Task prompt —
Starting at the top of the material and stopping after the line that contains "y-tick-label: 10⁴: [54, 80, 84, 102]", repeat those lines with every "estimate-point" swapped for "point-estimate". Leave everything else unchanged.

Supplied records —
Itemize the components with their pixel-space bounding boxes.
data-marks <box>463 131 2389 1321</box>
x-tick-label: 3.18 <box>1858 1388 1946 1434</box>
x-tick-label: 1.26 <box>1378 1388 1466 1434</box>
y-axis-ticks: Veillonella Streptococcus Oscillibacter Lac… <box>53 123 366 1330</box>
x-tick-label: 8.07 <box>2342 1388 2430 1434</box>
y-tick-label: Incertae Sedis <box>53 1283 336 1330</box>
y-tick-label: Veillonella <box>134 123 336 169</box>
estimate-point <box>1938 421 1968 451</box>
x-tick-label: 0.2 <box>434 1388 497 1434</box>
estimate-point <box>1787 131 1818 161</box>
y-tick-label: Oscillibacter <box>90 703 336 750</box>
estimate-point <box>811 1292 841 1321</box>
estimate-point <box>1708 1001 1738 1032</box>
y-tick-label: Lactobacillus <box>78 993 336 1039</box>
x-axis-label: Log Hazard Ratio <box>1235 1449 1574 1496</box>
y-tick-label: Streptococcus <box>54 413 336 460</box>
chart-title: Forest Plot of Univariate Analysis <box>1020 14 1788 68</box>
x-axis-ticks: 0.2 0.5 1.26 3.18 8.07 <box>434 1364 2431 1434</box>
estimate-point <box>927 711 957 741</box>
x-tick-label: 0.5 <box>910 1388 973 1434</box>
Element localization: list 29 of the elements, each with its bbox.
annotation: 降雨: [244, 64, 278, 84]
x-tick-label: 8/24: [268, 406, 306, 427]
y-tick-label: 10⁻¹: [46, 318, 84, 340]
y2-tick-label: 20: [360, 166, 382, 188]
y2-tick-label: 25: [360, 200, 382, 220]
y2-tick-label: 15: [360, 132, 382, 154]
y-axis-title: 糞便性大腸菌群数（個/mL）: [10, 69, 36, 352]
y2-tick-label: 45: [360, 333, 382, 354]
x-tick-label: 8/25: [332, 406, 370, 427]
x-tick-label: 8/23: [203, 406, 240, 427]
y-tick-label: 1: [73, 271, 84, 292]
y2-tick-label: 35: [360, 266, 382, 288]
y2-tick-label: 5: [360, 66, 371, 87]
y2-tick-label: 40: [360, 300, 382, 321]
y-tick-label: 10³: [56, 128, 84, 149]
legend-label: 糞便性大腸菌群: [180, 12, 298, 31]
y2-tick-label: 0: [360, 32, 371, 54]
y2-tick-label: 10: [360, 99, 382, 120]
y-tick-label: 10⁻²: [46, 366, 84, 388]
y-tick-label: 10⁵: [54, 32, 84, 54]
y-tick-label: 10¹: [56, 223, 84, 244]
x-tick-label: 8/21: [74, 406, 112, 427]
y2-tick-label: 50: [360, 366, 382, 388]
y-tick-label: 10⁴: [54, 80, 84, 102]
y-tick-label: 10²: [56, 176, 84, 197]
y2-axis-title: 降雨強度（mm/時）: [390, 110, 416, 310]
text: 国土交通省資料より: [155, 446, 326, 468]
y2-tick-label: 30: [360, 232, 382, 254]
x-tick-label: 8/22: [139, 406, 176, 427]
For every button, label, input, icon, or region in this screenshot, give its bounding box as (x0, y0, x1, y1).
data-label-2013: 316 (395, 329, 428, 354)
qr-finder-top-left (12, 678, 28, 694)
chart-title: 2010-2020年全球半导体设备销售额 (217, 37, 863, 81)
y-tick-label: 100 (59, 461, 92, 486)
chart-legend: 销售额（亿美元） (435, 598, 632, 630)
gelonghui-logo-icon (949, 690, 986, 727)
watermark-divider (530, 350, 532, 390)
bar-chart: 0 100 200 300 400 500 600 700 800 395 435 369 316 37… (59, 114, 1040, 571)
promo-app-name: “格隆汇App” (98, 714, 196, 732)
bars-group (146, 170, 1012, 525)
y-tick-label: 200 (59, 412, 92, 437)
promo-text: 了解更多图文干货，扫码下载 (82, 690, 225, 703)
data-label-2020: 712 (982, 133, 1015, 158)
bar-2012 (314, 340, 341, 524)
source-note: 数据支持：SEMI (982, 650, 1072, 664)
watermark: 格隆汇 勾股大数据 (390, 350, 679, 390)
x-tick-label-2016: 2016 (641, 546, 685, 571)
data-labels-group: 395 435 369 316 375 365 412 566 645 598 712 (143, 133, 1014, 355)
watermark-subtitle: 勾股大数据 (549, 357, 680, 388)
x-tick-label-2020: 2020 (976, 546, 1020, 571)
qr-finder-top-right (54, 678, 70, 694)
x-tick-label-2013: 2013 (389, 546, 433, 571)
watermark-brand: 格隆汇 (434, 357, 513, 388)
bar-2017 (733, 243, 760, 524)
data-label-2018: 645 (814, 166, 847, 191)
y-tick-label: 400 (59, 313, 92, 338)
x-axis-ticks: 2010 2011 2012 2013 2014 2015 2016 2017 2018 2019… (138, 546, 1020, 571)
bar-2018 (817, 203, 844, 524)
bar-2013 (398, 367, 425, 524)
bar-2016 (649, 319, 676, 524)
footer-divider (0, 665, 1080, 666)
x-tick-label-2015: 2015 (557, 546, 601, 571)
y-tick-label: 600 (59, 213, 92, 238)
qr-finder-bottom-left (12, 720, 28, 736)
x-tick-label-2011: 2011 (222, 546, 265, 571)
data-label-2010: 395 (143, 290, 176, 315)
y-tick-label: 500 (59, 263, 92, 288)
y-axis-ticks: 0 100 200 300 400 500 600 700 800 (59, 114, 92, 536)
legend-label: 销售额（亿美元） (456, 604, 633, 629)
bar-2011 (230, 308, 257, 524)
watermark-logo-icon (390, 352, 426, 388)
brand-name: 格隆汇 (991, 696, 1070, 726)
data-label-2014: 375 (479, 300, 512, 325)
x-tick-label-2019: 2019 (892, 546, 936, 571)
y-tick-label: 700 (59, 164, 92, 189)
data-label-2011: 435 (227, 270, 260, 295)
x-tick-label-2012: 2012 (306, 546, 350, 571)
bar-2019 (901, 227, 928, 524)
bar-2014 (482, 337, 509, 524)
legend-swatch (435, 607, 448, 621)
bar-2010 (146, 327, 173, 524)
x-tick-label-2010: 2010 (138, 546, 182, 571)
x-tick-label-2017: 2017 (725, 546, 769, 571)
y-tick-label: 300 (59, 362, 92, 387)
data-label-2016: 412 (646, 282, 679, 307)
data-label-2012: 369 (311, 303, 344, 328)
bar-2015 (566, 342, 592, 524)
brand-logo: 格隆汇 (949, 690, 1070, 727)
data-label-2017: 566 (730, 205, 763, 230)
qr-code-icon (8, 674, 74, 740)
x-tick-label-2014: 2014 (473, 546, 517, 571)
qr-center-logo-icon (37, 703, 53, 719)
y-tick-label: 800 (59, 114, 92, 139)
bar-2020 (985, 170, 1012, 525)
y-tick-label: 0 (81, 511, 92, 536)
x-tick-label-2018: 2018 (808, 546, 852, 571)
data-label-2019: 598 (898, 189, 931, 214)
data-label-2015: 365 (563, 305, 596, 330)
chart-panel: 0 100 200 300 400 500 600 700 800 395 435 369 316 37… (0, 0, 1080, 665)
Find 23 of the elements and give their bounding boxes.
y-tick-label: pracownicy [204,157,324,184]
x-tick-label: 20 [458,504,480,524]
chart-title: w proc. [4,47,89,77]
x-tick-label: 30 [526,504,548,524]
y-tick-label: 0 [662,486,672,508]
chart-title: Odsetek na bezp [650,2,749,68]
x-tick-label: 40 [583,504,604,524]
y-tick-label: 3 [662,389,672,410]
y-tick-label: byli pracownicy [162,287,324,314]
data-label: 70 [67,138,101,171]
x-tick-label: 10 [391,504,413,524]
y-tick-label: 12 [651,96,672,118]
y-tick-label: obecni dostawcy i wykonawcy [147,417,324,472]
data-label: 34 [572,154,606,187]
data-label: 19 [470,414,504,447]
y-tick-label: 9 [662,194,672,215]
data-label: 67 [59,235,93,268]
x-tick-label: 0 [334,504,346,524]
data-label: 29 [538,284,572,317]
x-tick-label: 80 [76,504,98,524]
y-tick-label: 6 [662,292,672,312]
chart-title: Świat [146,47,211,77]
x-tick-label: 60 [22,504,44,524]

Task solution —
Itemize the components with their pixel-space bounding boxes.
data-marks <box>463 131 2389 1321</box>
x-tick-label: 3.18 <box>1858 1388 1946 1434</box>
x-tick-label: 1.26 <box>1378 1388 1466 1434</box>
y-axis-ticks: Veillonella Streptococcus Oscillibacter Lac… <box>53 123 366 1330</box>
x-tick-label: 8.07 <box>2342 1388 2430 1434</box>
y-tick-label: Incertae Sedis <box>53 1283 336 1330</box>
y-tick-label: Veillonella <box>134 123 336 169</box>
point-estimate <box>1938 421 1968 451</box>
x-tick-label: 0.2 <box>434 1388 497 1434</box>
point-estimate <box>1787 131 1818 161</box>
y-tick-label: Oscillibacter <box>90 703 336 750</box>
point-estimate <box>811 1292 841 1321</box>
point-estimate <box>1708 1001 1738 1032</box>
y-tick-label: Lactobacillus <box>78 993 336 1039</box>
x-axis-label: Log Hazard Ratio <box>1235 1449 1574 1496</box>
y-tick-label: Streptococcus <box>54 413 336 460</box>
chart-title: Forest Plot of Univariate Analysis <box>1020 14 1788 68</box>
x-axis-ticks: 0.2 0.5 1.26 3.18 8.07 <box>434 1364 2431 1434</box>
point-estimate <box>927 711 957 741</box>
x-tick-label: 0.5 <box>910 1388 973 1434</box>
Element localization: list 29 of the elements, each with its bbox.
annotation: 降雨: [244, 64, 278, 84]
x-tick-label: 8/24: [268, 406, 306, 427]
y-tick-label: 10⁻¹: [46, 318, 84, 340]
y2-tick-label: 20: [360, 166, 382, 188]
y2-tick-label: 25: [360, 200, 382, 220]
y2-tick-label: 15: [360, 132, 382, 154]
y-axis-title: 糞便性大腸菌群数（個/mL）: [10, 69, 36, 352]
y2-tick-label: 45: [360, 333, 382, 354]
x-tick-label: 8/25: [332, 406, 370, 427]
x-tick-label: 8/23: [203, 406, 240, 427]
y-tick-label: 1: [73, 271, 84, 292]
y2-tick-label: 35: [360, 266, 382, 288]
y2-tick-label: 5: [360, 66, 371, 87]
y2-tick-label: 40: [360, 300, 382, 321]
y-tick-label: 10³: [56, 128, 84, 149]
legend-label: 糞便性大腸菌群: [180, 12, 298, 31]
y2-tick-label: 0: [360, 32, 371, 54]
y2-tick-label: 10: [360, 99, 382, 120]
y-tick-label: 10⁻²: [46, 366, 84, 388]
y-tick-label: 10⁵: [54, 32, 84, 54]
y-tick-label: 10¹: [56, 223, 84, 244]
x-tick-label: 8/21: [74, 406, 112, 427]
y2-tick-label: 50: [360, 366, 382, 388]
y-tick-label: 10⁴: [54, 80, 84, 102]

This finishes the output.